Take the data that follows and retype it word for word.

### RECORD SET:
########

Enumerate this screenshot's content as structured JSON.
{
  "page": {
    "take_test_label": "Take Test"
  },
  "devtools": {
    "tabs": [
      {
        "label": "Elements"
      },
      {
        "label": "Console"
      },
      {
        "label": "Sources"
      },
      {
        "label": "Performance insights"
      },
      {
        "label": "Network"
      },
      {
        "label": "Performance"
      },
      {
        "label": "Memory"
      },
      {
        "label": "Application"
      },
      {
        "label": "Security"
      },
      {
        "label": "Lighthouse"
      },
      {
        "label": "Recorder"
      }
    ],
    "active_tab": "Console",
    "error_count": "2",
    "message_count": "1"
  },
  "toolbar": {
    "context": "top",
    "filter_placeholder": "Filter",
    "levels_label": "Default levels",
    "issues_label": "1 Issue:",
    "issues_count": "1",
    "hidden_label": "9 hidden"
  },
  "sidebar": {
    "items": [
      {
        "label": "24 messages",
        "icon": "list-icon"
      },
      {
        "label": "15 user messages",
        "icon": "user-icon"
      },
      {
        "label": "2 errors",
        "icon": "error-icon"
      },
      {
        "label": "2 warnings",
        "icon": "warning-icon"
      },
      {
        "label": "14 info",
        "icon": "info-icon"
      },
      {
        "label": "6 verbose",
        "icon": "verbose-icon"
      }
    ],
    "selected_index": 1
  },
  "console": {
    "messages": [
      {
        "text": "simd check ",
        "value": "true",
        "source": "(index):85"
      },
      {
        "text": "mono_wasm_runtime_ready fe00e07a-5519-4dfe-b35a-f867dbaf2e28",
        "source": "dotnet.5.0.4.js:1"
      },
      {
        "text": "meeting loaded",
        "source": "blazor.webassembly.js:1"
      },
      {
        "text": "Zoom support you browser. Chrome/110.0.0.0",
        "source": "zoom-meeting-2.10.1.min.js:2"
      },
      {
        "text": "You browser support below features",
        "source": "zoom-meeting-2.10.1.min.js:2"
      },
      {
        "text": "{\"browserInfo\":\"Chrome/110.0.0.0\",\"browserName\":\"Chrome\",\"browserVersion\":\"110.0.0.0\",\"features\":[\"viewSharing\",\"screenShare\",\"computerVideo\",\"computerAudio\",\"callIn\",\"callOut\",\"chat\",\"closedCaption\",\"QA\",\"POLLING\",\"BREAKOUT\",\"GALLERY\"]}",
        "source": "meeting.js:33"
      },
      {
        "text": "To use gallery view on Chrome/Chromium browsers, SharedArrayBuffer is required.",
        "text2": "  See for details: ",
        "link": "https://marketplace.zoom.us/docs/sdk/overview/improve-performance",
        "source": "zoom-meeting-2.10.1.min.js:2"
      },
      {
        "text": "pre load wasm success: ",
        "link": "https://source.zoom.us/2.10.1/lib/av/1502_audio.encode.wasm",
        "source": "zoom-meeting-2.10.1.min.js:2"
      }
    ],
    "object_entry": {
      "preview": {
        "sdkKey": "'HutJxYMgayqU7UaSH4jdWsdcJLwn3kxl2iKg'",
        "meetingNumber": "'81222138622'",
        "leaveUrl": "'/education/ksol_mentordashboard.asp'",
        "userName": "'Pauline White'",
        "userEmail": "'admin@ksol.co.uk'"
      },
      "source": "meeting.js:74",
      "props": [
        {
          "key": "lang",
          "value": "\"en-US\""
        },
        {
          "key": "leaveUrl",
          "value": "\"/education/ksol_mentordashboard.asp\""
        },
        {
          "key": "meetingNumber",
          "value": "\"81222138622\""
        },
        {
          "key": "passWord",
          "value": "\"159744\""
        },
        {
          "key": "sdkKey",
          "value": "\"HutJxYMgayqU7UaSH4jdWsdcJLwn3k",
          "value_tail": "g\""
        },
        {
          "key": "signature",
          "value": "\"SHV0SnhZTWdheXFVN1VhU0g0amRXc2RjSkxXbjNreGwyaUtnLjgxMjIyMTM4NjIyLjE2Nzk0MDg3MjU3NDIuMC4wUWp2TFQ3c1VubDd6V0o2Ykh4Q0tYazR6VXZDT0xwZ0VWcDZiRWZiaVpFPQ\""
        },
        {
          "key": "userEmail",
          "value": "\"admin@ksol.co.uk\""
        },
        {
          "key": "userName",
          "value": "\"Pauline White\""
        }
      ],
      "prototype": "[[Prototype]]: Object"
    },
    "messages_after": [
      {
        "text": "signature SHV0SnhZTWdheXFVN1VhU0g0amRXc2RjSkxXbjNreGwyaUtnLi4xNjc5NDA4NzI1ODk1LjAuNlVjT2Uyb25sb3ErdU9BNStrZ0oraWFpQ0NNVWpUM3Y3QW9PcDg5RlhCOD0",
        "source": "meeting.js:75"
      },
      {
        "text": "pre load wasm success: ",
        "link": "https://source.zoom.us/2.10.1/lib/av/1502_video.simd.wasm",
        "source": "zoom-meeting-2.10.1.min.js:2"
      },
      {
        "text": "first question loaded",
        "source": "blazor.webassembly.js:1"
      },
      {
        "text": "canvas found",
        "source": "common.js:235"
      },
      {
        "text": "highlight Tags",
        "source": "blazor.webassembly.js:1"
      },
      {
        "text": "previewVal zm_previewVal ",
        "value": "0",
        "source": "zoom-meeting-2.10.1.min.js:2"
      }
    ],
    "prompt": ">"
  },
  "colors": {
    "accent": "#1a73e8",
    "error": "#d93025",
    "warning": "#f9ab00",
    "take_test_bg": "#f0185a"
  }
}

########

### PROBLEM SOLUTION:
Enumerate this screenshot's content as structured JSON.
{
  "page": {
    "take_test_label": "Take Test"
  },
  "devtools": {
    "tabs": [
      {
        "label": "Elements"
      },
      {
        "label": "Console"
      },
      {
        "label": "Sources"
      },
      {
        "label": "Performance insights"
      },
      {
        "label": "Network"
      },
      {
        "label": "Performance"
      },
      {
        "label": "Memory"
      },
      {
        "label": "Application"
      },
      {
        "label": "Security"
      },
      {
        "label": "Lighthouse"
      },
      {
        "label": "Recorder"
      }
    ],
    "active_tab": "Console",
    "error_count": "2",
    "message_count": "1"
  },
  "toolbar": {
    "context": "top",
    "filter_placeholder": "Filter",
    "levels_label": "Default levels",
    "issues_label": "1 Issue:",
    "issues_count": "1",
    "hidden_label": "9 hidden"
  },
  "sidebar": {
    "items": [
      {
        "label": "24 messages",
        "icon": "list-icon"
      },
      {
        "label": "15 user messages",
        "icon": "user-icon"
      },
      {
        "label": "2 errors",
        "icon": "error-icon"
      },
      {
        "label": "2 warnings",
        "icon": "warning-icon"
      },
      {
        "label": "14 info",
        "icon": "info-icon"
      },
      {
        "label": "6 verbose",
        "icon": "verbose-icon"
      }
    ],
    "selected_index": 1
  },
  "console": {
    "messages": [
      {
        "text": "simd check ",
        "value": "true",
        "source": "(index):85"
      },
      {
        "text": "mono_wasm_runtime_ready fe00e07a-5519-4dfe-b35a-f867dbaf2e28",
        "source": "dotnet.5.0.4.js:1"
      },
      {
        "text": "meeting loaded",
        "source": "blazor.webassembly.js:1"
      },
      {
        "text": "Zoom support you browser. Chrome/110.0.0.0",
        "source": "zoom-meeting-2.10.1.min.js:2"
      },
      {
        "text": "You browser support below features",
        "source": "zoom-meeting-2.10.1.min.js:2"
      },
      {
        "text": "{\"browserInfo\":\"Chrome/110.0.0.0\",\"browserName\":\"Chrome\",\"browserVersion\":\"110.0.0.0\",\"features\":[\"viewSharing\",\"screenShare\",\"computerVideo\",\"computerAudio\",\"callIn\",\"callOut\",\"chat\",\"closedCaption\",\"QA\",\"POLLING\",\"BREAKOUT\",\"GALLERY\"]}",
        "source": "meeting.js:33"
      },
      {
        "text": "To use gallery view on Chrome/Chromium browsers, SharedArrayBuffer is required.",
        "text2": "  See for details: ",
        "link": "https://marketplace.zoom.us/docs/sdk/overview/improve-performance",
        "source": "zoom-meeting-2.10.1.min.js:2"
      },
      {
        "text": "pre load wasm success: ",
        "link": "https://source.zoom.us/2.10.1/lib/av/1502_audio.encode.wasm",
        "source": "zoom-meeting-2.10.1.min.js:2"
      }
    ],
    "object_entry": {
      "preview": {
        "sdkKey": "'HutJxYMgayqU7UaSH4jdWsdcJLwn3kxl2iKg'",
        "meetingNumber": "'81222138622'",
        "leaveUrl": "'/education/ksol_mentordashboard.asp'",
        "userName": "'Pauline White'",
        "userEmail": "'admin@ksol.co.uk'"
      },
      "source": "meeting.js:74",
      "props": [
        {
          "key": "lang",
          "value": "\"en-US\""
        },
        {
          "key": "leaveUrl",
          "value": "\"/education/ksol_mentordashboard.asp\""
        },
        {
          "key": "meetingNumber",
          "value": "\"81222138622\""
        },
        {
          "key": "passWord",
          "value": "\"159744\""
        },
        {
          "key": "sdkKey",
          "value": "\"HutJxYMgayqU7UaSH4jdWsdcJLwn3k",
          "value_tail": "g\""
        },
        {
          "key": "signature",
          "value": "\"SHV0SnhZTWdheXFVN1VhU0g0amRXc2RjSkxXbjNreGwyaUtnLjgxMjIyMTM4NjIyLjE2Nzk0MDg3MjU3NDIuMC4wUWp2TFQ3c1VubDd6V0o2Ykh4Q0tYazR6VXZDT0xwZ0VWcDZiRWZiaVpFPQ\""
        },
        {
          "key": "userEmail",
          "value": "\"admin@ksol.co.uk\""
        },
        {
          "key": "userName",
          "value": "\"Pauline White\""
        }
      ],
      "prototype": "[[Prototype]]: Object"
    },
    "messages_after": [
      {
        "text": "signature SHV0SnhZTWdheXFVN1VhU0g0amRXc2RjSkxXbjNreGwyaUtnLi4xNjc5NDA4NzI1ODk1LjAuNlVjT2Uyb25sb3ErdU9BNStrZ0oraWFpQ0NNVWpUM3Y3QW9PcDg5RlhCOD0",
        "source": "meeting.js:75"
      },
      {
        "text": "pre load wasm success: ",
        "link": "https://source.zoom.us/2.10.1/lib/av/1502_video.simd.wasm",
        "source": "zoom-meeting-2.10.1.min.js:2"
      },
      {
        "text": "first question loaded",
        "source": "blazor.webassembly.js:1"
      },
      {
        "text": "canvas found",
        "source": "common.js:235"
      },
      {
        "text": "highlight Tags",
        "source": "blazor.webassembly.js:1"
      },
      {
        "text": "previewVal zm_previewVal ",
        "value": "0",
        "source": "zoom-meeting-2.10.1.min.js:2"
      }
    ],
    "prompt": ">"
  },
  "colors": {
    "accent": "#1a73e8",
    "error": "#d93025",
    "warning": "#f9ab00",
    "take_test_bg": "#f0185a"
  }
}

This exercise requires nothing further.